# Description of the task:
Gather each line in the entries that includes the string "more".

# Extracted material:
--- --- ---

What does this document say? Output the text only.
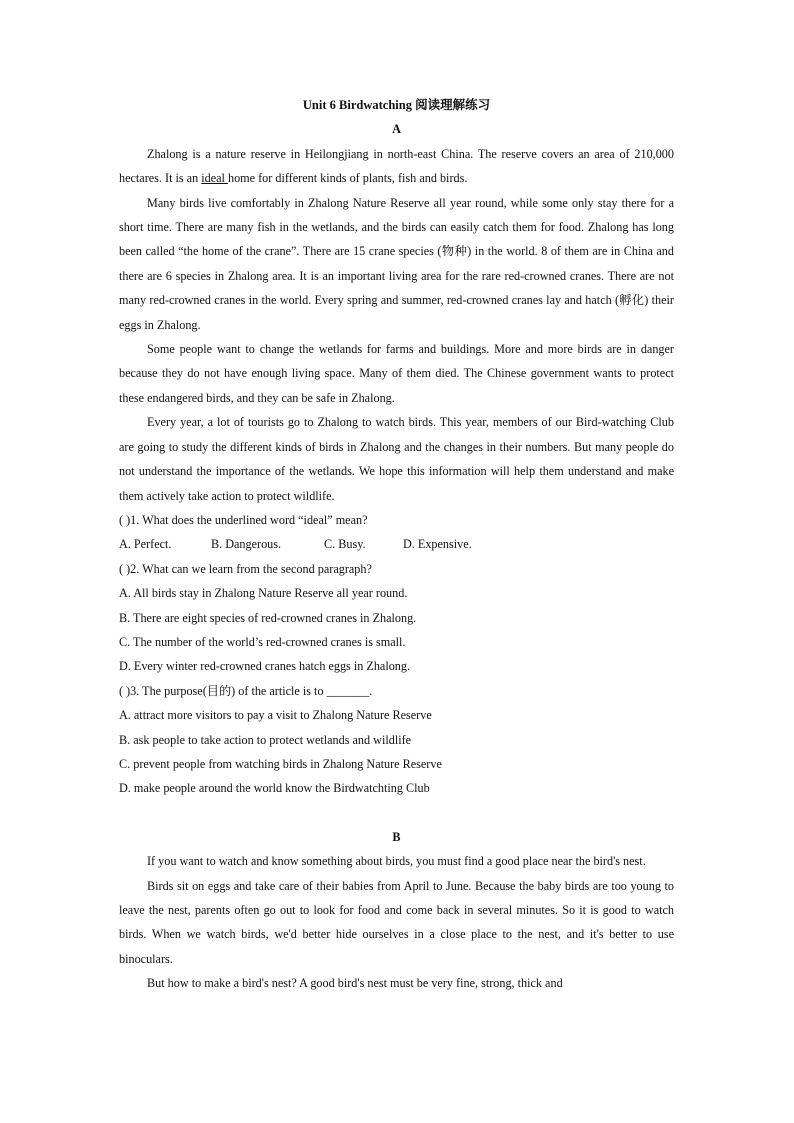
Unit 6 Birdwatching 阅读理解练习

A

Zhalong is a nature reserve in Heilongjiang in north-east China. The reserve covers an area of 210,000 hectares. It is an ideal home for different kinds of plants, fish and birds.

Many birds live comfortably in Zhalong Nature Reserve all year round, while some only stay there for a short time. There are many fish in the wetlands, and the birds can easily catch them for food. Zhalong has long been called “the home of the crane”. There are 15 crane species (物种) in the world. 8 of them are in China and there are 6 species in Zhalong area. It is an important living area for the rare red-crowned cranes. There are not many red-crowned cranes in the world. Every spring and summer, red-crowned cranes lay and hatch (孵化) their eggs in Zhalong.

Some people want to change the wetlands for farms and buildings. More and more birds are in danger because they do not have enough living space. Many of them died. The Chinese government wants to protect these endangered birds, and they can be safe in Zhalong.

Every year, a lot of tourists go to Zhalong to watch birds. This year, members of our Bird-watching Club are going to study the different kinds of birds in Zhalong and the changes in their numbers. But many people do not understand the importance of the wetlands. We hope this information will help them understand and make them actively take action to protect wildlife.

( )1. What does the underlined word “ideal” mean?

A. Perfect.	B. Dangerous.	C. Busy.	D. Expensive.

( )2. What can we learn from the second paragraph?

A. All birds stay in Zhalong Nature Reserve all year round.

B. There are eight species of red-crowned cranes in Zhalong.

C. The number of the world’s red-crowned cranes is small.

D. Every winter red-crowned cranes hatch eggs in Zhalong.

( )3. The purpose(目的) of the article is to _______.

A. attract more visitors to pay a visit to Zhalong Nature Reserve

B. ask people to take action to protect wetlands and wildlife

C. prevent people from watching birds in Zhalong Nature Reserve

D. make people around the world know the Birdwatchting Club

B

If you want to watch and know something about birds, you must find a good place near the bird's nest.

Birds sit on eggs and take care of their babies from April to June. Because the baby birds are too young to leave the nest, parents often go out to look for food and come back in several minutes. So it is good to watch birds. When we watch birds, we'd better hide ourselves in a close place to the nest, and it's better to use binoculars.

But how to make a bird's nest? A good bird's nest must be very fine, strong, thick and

--- --- ---

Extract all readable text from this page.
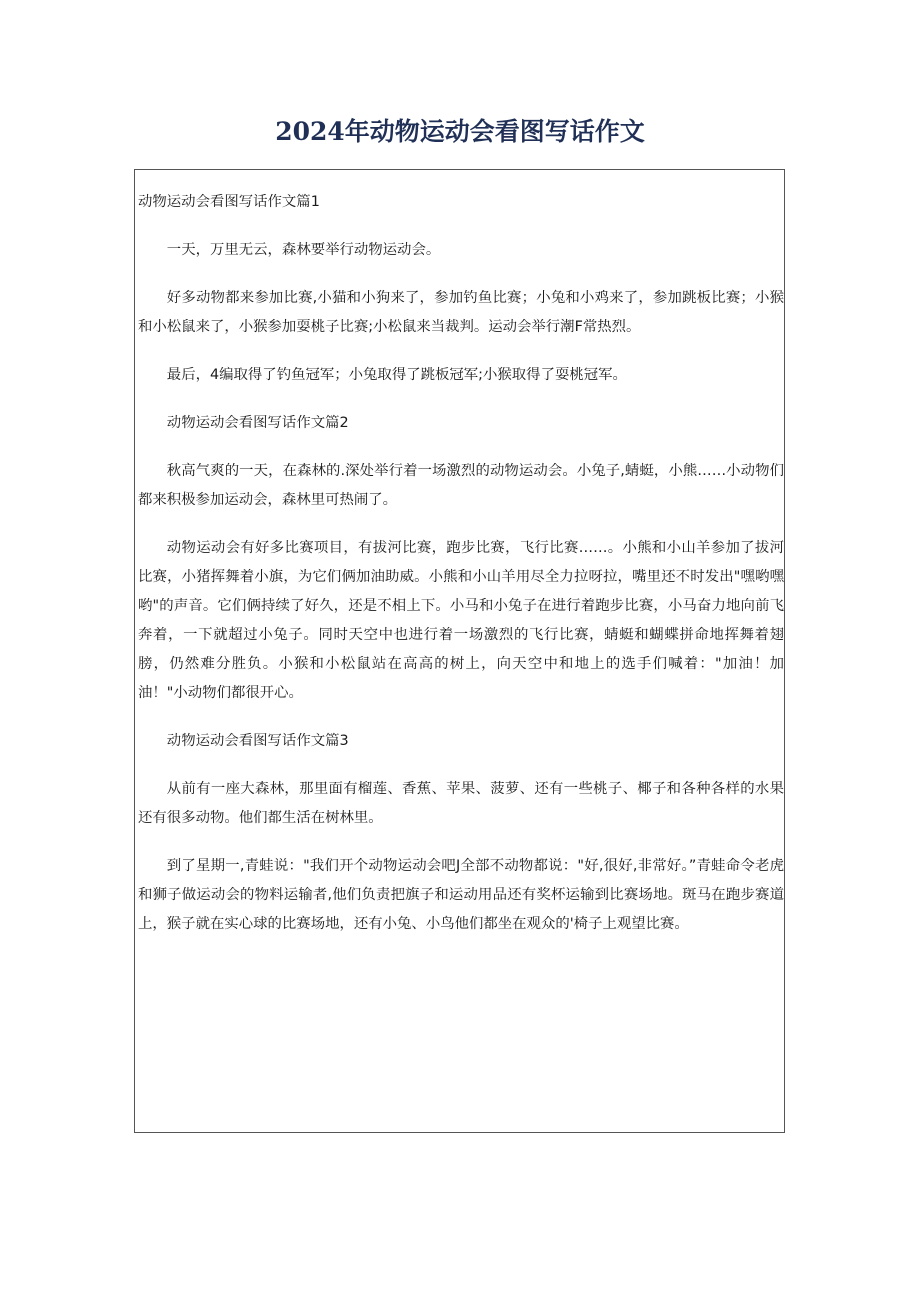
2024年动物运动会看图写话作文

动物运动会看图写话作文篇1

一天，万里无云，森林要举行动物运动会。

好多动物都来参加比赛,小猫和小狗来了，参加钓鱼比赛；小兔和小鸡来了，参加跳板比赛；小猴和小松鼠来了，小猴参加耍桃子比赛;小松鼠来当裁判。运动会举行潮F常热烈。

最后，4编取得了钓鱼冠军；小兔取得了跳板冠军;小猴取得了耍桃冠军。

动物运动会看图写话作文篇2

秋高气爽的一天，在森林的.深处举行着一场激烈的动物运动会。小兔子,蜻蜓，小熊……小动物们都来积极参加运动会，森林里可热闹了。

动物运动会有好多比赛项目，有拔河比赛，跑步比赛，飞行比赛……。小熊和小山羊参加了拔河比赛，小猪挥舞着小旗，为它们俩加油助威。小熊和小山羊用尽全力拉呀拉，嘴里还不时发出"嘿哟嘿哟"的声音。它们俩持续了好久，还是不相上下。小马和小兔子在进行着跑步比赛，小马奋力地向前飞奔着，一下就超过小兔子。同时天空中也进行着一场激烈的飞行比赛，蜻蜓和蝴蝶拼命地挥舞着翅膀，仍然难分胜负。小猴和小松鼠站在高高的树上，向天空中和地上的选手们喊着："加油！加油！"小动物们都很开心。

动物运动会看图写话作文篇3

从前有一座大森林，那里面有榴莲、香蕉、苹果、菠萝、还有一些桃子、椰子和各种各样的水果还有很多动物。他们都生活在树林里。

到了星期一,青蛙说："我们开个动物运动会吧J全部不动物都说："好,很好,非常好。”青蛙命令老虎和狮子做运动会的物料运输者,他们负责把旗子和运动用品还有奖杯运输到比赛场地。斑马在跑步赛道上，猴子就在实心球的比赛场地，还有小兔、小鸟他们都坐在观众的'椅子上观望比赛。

--- --- ---

# Solution:
Some people want to change the wetlands for farms and buildings. More and more birds are in danger because they do not have enough living space. Many of them died. The Chinese government wants to protect these endangered birds, and they can be safe in Zhalong.
A. attract more visitors to pay a visit to Zhalong Nature Reserve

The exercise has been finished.